* _Excerpts from a figure dataset_
--- BEGIN ---

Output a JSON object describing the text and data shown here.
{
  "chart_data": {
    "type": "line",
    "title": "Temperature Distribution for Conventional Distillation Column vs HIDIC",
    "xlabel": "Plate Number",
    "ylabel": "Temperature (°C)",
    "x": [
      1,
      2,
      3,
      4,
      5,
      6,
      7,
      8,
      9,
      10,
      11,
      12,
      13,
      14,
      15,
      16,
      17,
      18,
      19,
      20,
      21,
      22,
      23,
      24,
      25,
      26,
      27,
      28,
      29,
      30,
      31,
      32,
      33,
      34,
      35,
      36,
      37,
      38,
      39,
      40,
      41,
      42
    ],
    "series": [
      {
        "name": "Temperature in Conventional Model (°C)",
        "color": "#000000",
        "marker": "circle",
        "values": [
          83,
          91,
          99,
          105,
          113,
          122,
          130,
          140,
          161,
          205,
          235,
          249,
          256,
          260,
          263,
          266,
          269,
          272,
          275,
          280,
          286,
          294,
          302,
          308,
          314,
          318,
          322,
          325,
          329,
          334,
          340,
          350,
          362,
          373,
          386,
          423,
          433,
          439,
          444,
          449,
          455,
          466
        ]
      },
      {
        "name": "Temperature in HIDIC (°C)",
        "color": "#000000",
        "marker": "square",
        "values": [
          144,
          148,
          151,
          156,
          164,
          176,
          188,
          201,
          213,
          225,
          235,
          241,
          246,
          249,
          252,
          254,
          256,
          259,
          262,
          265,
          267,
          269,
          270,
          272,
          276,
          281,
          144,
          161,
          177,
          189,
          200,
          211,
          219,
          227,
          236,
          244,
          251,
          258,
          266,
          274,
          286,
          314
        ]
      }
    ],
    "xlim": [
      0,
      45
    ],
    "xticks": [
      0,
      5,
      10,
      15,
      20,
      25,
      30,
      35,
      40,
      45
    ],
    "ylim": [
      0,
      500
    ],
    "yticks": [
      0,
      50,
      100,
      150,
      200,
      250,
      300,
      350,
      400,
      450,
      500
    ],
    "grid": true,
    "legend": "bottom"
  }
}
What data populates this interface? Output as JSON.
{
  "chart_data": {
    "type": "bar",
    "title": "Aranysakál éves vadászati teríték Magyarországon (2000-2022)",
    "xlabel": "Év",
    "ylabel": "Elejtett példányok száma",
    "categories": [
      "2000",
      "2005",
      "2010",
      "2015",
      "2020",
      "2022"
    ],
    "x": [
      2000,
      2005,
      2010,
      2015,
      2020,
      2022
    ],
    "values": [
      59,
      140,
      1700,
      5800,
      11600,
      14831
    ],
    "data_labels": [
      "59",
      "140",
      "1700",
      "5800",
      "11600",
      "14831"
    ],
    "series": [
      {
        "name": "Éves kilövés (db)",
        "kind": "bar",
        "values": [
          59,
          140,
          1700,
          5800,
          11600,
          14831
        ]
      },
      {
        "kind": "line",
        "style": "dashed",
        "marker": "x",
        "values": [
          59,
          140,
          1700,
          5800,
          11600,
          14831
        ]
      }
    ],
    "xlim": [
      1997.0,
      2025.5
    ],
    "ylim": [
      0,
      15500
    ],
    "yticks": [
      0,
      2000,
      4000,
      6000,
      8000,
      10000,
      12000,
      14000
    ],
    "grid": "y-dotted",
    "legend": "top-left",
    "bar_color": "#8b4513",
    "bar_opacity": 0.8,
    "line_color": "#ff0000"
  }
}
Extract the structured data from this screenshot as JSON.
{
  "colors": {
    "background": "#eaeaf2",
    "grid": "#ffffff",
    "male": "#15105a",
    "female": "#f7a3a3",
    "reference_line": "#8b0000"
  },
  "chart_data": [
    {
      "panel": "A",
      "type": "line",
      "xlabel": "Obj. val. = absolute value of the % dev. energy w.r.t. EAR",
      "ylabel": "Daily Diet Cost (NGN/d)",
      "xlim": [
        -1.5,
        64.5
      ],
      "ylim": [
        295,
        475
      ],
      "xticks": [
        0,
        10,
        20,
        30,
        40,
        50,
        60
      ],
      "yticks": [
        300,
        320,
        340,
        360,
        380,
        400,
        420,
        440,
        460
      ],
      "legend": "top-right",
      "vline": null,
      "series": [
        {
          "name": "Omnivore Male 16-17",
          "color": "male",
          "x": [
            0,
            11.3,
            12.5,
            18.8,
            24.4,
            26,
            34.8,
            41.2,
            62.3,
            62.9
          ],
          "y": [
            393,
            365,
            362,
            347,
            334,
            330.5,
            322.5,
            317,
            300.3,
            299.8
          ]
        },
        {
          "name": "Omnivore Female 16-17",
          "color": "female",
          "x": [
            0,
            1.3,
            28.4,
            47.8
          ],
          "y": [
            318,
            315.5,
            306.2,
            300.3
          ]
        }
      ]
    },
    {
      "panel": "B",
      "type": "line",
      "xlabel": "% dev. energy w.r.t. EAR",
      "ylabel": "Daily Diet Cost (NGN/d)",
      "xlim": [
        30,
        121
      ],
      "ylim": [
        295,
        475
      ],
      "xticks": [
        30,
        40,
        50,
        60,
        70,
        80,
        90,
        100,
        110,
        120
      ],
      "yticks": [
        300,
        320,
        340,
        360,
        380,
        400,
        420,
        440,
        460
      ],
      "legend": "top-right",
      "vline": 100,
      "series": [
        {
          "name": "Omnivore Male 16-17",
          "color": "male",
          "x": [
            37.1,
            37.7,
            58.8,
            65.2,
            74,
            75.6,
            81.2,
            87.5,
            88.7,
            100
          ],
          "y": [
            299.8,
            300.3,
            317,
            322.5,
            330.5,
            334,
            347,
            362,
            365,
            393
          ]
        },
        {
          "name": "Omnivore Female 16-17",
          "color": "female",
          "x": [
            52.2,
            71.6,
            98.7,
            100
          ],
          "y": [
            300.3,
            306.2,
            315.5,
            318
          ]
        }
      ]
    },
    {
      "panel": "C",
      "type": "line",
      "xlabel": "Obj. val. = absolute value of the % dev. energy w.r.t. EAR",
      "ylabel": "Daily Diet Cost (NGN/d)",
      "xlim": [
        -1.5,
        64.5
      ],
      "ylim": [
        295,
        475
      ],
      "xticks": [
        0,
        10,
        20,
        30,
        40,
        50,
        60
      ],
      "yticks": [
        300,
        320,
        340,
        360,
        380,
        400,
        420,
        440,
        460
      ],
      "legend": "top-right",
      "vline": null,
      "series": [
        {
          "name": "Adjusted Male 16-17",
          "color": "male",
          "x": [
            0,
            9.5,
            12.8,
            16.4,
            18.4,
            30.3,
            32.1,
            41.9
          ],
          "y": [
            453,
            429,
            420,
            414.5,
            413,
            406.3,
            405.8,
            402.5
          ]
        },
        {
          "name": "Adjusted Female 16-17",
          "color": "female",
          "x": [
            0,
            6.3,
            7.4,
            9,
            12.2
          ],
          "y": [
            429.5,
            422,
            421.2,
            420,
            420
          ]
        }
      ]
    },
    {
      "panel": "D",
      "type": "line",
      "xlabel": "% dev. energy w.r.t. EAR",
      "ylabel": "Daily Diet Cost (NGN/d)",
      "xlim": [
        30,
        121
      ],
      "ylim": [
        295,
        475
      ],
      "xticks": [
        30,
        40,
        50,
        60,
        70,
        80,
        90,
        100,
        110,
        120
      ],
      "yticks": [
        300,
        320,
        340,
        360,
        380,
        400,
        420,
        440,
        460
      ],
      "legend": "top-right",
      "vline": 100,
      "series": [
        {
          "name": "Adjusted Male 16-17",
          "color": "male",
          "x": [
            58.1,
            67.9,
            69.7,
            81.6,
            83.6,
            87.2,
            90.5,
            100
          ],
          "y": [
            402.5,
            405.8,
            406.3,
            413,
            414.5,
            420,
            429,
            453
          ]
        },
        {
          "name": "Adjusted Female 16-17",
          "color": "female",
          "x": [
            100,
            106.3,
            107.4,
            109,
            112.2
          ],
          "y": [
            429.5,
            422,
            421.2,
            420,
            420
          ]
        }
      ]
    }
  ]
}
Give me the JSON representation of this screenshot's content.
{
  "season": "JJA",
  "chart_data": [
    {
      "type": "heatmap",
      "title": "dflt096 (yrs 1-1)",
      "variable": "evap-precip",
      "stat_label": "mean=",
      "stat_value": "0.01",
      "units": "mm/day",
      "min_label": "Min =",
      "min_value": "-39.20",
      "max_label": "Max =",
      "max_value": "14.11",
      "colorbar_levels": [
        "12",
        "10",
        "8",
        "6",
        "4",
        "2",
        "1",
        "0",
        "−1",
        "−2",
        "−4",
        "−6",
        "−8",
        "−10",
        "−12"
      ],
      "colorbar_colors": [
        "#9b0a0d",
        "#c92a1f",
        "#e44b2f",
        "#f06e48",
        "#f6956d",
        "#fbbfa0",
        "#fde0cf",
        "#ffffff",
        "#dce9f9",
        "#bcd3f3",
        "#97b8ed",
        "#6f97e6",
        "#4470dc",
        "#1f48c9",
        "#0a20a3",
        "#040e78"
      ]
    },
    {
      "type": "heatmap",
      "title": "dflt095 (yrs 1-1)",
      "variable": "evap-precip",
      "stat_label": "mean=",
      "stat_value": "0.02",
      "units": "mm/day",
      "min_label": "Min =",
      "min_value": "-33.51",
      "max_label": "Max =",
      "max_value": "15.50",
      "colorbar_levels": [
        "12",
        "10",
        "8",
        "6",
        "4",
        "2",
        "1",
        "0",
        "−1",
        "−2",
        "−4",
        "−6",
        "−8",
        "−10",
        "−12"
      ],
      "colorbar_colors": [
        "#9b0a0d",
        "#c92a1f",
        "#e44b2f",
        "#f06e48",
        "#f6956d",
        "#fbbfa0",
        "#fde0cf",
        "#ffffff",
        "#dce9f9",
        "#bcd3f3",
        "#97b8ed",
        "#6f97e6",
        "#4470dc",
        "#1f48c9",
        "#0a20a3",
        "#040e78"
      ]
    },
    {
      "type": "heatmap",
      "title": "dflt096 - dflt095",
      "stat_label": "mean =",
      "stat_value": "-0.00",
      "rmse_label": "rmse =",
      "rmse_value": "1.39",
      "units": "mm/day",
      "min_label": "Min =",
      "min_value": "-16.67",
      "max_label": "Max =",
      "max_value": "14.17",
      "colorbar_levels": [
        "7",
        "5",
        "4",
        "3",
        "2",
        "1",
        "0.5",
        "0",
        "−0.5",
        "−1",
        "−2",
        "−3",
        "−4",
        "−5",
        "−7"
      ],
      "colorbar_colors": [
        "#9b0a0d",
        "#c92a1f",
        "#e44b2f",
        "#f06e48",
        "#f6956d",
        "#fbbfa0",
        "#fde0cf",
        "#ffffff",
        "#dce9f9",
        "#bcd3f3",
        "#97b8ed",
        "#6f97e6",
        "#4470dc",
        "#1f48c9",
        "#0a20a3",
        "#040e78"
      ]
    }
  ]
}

--- END ---

* _What is needed_
Write out every line of the entries that holds the word "HIDIC".

* _Task output_
    "title": "Temperature Distribution for Conventional Distillation Column vs HIDIC",
        "name": "Temperature in HIDIC (°C)",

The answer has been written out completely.